** What you will do **
Look through the listing below and give the number of lines that hold "aber". Say nothing more.

[Dataset entries]
================

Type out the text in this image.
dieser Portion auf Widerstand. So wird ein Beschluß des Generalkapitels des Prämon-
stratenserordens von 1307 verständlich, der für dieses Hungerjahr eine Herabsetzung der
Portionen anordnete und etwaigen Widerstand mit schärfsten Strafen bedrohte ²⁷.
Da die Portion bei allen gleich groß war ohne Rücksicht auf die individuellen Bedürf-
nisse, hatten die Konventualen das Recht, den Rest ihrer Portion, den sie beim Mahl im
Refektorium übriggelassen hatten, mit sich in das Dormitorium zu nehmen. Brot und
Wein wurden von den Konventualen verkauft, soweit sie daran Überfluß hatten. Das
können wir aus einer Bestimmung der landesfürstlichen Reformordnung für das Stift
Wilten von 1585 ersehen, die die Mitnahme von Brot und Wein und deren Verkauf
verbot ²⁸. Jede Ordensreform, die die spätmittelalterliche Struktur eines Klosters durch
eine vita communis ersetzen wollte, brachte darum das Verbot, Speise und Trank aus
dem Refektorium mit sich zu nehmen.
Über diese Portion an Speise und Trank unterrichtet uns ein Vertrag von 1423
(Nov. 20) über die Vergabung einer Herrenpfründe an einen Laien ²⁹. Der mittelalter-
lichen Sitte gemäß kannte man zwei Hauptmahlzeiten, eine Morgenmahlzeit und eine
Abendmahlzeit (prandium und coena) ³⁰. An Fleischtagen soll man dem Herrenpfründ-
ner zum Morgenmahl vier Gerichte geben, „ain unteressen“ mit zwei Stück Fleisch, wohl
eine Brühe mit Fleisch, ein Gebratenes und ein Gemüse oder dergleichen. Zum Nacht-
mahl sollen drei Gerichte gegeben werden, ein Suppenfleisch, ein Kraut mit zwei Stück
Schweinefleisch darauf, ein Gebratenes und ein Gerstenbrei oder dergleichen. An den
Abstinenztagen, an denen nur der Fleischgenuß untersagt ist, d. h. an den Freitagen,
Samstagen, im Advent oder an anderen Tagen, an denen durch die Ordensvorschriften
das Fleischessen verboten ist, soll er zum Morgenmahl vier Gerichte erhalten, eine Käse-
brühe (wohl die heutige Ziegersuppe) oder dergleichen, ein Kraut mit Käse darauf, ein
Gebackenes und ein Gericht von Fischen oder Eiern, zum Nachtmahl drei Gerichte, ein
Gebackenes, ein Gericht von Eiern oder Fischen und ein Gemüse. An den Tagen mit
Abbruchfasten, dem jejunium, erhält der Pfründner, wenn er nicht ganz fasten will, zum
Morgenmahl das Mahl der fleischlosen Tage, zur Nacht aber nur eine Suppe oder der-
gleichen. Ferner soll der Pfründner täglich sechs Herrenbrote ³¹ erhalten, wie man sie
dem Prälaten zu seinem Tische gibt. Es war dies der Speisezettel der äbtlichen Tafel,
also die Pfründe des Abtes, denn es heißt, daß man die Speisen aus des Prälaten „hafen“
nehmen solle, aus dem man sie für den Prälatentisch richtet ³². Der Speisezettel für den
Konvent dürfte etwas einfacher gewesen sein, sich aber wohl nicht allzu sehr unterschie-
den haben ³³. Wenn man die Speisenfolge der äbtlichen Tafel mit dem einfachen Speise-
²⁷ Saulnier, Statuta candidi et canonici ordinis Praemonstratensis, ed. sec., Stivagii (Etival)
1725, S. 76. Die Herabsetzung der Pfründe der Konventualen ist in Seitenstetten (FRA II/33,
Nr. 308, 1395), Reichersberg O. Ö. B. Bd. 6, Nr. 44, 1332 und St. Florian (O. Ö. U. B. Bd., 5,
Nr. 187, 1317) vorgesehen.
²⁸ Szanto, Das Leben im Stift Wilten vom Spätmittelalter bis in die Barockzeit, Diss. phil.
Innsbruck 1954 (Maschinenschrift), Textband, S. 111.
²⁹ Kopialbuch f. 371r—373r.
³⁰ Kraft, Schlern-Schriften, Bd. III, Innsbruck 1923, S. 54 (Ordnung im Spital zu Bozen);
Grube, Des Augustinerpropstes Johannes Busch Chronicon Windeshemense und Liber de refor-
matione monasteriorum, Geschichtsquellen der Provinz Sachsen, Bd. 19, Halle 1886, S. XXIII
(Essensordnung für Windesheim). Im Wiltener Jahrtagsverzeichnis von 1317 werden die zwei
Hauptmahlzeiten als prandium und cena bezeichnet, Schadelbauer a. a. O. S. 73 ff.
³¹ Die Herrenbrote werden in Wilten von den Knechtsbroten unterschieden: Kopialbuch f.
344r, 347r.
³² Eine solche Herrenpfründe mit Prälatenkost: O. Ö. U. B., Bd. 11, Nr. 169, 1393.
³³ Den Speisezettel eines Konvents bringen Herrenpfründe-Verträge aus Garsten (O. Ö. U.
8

================

** Result below **
2